■ **Set task**
Repeat each line of the material below exactly as it appears, minus any pictures.

■ **Records for this exercise**

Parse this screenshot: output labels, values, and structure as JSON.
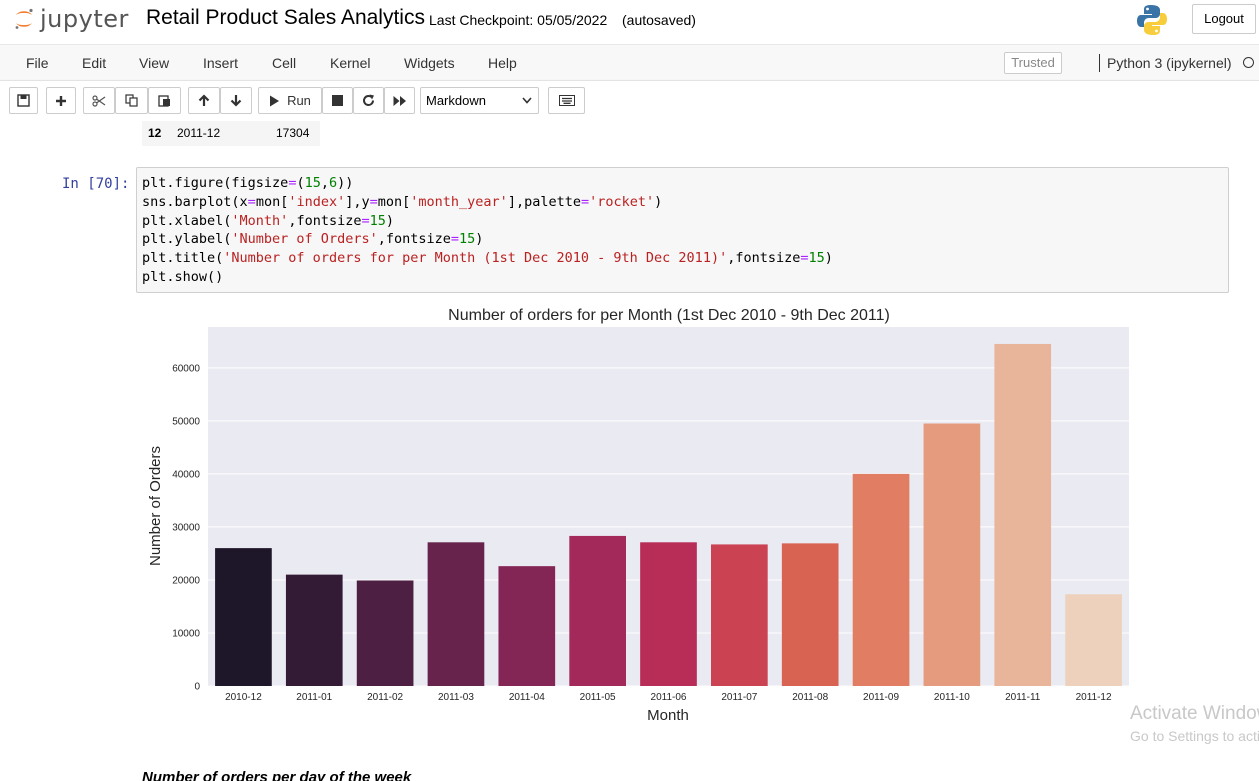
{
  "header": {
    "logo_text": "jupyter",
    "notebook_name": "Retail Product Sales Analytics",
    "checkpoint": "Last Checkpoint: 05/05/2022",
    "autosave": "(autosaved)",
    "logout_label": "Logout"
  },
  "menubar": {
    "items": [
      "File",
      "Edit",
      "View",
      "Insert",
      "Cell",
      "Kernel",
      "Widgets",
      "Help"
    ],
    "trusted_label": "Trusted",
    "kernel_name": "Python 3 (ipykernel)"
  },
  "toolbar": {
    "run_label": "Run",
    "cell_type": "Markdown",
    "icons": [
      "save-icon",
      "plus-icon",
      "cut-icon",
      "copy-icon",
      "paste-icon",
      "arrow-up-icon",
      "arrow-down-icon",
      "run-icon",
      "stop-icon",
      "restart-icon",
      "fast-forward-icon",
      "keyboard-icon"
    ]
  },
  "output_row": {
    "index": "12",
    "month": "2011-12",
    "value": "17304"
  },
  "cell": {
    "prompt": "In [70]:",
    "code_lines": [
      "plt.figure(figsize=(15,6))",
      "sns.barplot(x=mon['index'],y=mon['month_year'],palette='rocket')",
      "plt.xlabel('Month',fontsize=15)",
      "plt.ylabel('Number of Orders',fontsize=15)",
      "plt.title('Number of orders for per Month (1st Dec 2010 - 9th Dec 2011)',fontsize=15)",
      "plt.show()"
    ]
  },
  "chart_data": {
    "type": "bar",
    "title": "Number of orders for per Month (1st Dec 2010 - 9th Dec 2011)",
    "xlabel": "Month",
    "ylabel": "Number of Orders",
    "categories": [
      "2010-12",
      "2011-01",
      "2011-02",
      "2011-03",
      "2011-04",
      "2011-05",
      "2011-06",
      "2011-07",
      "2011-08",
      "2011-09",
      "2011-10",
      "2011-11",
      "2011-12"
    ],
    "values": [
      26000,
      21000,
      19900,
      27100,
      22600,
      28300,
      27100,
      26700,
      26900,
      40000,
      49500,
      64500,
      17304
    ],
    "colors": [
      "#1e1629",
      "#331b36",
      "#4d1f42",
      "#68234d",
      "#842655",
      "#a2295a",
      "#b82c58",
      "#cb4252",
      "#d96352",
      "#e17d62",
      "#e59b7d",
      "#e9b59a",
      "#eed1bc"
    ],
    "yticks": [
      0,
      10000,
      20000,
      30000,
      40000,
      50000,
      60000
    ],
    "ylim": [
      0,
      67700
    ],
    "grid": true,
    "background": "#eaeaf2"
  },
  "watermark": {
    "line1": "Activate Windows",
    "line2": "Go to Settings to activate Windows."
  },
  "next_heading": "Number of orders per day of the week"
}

■ **The reply**
Parse this screenshot: output labels, values, and structure as JSON.
{
  "header": {
    "logo_text": "jupyter",
    "notebook_name": "Retail Product Sales Analytics",
    "checkpoint": "Last Checkpoint: 05/05/2022",
    "autosave": "(autosaved)",
    "logout_label": "Logout"
  },
  "menubar": {
    "items": [
      "File",
      "Edit",
      "View",
      "Insert",
      "Cell",
      "Kernel",
      "Widgets",
      "Help"
    ],
    "trusted_label": "Trusted",
    "kernel_name": "Python 3 (ipykernel)"
  },
  "toolbar": {
    "run_label": "Run",
    "cell_type": "Markdown",
    "icons": [
      "save-icon",
      "plus-icon",
      "cut-icon",
      "copy-icon",
      "paste-icon",
      "arrow-up-icon",
      "arrow-down-icon",
      "run-icon",
      "stop-icon",
      "restart-icon",
      "fast-forward-icon",
      "keyboard-icon"
    ]
  },
  "output_row": {
    "index": "12",
    "month": "2011-12",
    "value": "17304"
  },
  "cell": {
    "prompt": "In [70]:",
    "code_lines": [
      "plt.figure(figsize=(15,6))",
      "sns.barplot(x=mon['index'],y=mon['month_year'],palette='rocket')",
      "plt.xlabel('Month',fontsize=15)",
      "plt.ylabel('Number of Orders',fontsize=15)",
      "plt.title('Number of orders for per Month (1st Dec 2010 - 9th Dec 2011)',fontsize=15)",
      "plt.show()"
    ]
  },
  "chart_data": {
    "type": "bar",
    "title": "Number of orders for per Month (1st Dec 2010 - 9th Dec 2011)",
    "xlabel": "Month",
    "ylabel": "Number of Orders",
    "categories": [
      "2010-12",
      "2011-01",
      "2011-02",
      "2011-03",
      "2011-04",
      "2011-05",
      "2011-06",
      "2011-07",
      "2011-08",
      "2011-09",
      "2011-10",
      "2011-11",
      "2011-12"
    ],
    "values": [
      26000,
      21000,
      19900,
      27100,
      22600,
      28300,
      27100,
      26700,
      26900,
      40000,
      49500,
      64500,
      17304
    ],
    "colors": [
      "#1e1629",
      "#331b36",
      "#4d1f42",
      "#68234d",
      "#842655",
      "#a2295a",
      "#b82c58",
      "#cb4252",
      "#d96352",
      "#e17d62",
      "#e59b7d",
      "#e9b59a",
      "#eed1bc"
    ],
    "yticks": [
      0,
      10000,
      20000,
      30000,
      40000,
      50000,
      60000
    ],
    "ylim": [
      0,
      67700
    ],
    "grid": true,
    "background": "#eaeaf2"
  },
  "watermark": {
    "line1": "Activate Windows",
    "line2": "Go to Settings to activate Windows."
  },
  "next_heading": "Number of orders per day of the week"
}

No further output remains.